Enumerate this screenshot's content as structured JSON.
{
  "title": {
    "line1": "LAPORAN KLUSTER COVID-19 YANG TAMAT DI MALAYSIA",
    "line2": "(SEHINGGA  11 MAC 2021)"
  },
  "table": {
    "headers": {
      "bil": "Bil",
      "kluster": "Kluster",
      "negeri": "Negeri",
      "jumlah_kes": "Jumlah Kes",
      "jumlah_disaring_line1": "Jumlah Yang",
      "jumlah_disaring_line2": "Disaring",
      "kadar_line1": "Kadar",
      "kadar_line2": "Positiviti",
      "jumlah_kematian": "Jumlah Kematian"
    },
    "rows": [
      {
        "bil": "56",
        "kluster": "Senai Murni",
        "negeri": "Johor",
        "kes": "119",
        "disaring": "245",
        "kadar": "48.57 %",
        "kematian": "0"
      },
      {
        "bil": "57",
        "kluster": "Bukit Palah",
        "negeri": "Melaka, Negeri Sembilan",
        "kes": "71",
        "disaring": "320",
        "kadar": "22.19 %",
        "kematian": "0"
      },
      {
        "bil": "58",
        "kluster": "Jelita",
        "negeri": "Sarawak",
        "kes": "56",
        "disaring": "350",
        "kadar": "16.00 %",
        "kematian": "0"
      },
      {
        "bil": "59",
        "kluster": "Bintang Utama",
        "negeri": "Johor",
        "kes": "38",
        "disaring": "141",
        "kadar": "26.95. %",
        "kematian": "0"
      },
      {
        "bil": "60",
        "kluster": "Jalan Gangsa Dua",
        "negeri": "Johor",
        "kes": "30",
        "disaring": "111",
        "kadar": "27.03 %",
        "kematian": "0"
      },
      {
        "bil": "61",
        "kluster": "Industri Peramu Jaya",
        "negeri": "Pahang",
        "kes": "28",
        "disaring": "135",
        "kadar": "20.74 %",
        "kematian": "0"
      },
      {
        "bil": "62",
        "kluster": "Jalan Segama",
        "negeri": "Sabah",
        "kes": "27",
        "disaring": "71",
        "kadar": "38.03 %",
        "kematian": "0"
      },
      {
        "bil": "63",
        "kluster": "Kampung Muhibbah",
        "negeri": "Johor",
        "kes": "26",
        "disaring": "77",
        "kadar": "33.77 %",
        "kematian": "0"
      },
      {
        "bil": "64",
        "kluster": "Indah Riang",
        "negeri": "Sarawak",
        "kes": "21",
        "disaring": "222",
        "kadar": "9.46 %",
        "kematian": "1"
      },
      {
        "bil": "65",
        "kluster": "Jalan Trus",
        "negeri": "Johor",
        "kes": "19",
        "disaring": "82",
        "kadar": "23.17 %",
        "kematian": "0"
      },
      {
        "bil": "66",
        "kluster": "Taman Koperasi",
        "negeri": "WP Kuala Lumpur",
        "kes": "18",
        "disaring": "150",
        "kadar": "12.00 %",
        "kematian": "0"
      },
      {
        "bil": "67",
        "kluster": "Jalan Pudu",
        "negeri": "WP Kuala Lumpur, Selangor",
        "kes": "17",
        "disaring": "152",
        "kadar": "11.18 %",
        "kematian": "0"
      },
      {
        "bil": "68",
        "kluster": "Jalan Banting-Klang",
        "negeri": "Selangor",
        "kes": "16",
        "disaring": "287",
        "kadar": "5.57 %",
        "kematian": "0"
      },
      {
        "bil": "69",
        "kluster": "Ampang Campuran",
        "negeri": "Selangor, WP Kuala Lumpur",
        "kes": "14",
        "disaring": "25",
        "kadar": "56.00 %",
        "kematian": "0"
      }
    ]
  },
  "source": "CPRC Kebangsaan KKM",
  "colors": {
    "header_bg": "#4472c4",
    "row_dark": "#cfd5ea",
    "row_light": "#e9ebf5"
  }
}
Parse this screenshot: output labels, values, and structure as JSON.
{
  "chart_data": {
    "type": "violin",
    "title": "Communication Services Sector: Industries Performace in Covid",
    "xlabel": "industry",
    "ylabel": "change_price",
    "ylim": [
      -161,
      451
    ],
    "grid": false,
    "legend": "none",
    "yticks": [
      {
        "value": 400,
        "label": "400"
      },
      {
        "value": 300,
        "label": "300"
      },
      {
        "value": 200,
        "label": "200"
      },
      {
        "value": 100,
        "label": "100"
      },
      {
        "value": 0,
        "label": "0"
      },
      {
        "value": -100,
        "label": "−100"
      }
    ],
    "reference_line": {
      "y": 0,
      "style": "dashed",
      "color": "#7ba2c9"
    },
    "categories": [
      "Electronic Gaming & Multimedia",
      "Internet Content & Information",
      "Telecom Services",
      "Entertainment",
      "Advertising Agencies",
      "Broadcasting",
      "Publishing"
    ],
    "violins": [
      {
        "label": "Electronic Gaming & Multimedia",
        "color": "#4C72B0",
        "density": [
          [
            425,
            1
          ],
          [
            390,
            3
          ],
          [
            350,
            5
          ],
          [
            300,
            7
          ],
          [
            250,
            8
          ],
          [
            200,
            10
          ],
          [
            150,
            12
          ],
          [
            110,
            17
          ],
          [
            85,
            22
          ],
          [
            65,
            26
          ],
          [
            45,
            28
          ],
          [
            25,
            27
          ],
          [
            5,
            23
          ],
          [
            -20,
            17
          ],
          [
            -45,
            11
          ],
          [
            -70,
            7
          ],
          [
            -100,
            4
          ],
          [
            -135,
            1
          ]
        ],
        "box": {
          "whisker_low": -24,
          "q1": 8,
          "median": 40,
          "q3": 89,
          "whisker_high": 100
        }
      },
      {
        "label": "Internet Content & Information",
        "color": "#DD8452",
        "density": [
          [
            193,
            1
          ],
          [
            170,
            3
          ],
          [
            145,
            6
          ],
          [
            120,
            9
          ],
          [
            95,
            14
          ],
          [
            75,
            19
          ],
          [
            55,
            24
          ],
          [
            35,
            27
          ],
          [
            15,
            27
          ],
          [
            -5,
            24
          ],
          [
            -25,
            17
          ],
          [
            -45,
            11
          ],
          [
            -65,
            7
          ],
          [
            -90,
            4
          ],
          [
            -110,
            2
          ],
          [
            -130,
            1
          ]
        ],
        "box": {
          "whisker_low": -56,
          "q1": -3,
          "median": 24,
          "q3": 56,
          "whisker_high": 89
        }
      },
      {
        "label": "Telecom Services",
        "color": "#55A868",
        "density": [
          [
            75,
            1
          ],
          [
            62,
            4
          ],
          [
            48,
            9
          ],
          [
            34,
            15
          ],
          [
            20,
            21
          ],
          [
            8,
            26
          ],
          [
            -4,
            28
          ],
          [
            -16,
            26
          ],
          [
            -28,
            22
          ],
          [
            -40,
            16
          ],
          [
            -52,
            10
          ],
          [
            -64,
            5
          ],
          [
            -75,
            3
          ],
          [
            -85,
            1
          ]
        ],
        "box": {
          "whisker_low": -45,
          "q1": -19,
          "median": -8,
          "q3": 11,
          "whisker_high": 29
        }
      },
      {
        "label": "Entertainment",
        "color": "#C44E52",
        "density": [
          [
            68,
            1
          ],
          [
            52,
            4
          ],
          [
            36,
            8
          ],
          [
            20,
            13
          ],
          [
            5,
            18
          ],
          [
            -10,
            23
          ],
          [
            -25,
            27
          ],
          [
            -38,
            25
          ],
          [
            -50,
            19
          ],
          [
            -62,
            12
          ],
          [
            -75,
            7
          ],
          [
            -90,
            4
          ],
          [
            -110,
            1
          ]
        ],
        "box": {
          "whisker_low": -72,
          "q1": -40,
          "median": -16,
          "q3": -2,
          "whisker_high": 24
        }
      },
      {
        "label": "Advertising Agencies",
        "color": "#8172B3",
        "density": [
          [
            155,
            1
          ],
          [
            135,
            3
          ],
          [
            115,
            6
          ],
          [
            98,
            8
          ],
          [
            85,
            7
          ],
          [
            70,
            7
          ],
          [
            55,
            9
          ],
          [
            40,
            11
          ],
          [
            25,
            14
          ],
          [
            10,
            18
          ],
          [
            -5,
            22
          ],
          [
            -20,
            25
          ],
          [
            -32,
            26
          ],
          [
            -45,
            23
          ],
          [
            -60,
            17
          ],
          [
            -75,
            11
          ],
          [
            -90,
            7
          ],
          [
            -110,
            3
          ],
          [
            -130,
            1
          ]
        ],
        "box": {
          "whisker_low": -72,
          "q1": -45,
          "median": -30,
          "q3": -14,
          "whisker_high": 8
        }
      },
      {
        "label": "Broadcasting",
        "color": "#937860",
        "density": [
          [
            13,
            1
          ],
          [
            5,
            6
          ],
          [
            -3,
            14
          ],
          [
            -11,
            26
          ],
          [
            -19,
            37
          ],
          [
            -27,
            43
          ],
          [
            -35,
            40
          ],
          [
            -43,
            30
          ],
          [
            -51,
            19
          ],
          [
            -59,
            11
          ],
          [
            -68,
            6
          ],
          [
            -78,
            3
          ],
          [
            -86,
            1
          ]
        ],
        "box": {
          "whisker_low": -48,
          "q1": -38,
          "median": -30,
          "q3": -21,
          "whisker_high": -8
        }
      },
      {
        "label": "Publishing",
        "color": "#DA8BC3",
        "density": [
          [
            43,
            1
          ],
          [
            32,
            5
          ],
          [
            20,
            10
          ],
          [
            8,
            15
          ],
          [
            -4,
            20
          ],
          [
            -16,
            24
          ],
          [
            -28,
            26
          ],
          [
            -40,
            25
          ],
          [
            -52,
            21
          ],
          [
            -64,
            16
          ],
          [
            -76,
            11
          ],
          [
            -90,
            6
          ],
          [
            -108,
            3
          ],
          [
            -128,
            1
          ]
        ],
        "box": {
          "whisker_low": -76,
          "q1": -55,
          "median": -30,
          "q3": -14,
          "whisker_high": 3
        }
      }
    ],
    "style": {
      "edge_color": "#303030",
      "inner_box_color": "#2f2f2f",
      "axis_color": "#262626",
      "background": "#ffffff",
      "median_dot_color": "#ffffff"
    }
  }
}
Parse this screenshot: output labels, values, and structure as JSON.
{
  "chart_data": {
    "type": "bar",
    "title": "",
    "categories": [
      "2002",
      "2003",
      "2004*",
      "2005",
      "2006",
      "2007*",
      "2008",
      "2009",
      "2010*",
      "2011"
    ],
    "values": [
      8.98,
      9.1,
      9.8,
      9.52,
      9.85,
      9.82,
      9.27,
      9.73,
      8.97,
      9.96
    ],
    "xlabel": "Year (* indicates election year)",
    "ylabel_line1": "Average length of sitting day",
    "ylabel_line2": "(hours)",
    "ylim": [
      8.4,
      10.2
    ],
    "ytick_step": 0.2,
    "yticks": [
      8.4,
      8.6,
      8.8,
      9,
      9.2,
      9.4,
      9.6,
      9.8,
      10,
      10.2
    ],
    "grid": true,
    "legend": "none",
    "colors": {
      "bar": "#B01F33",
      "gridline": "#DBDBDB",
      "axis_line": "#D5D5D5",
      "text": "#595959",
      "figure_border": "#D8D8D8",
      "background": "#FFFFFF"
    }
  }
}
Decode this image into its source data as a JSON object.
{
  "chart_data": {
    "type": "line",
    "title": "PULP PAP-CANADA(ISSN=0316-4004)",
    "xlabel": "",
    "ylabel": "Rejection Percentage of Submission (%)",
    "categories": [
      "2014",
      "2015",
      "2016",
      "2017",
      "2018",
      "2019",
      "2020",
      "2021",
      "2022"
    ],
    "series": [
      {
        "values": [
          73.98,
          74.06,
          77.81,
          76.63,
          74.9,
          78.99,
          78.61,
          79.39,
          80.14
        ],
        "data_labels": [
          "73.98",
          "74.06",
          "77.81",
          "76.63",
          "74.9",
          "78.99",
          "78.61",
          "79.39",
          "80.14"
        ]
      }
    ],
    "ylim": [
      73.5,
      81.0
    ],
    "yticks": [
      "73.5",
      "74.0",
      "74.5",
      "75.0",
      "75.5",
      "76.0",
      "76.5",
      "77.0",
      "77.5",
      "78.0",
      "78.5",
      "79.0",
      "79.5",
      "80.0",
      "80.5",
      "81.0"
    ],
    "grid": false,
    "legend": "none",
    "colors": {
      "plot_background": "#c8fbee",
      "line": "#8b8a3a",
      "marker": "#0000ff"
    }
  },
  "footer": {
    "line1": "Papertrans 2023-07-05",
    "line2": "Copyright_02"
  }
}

◇ ◇ ◇ ◇ ◇ ◇ ◇

Go through the records and gather the lines that hold "Information".

#### Response to the task:
      "Internet Content & Information",
        "label": "Internet Content & Information",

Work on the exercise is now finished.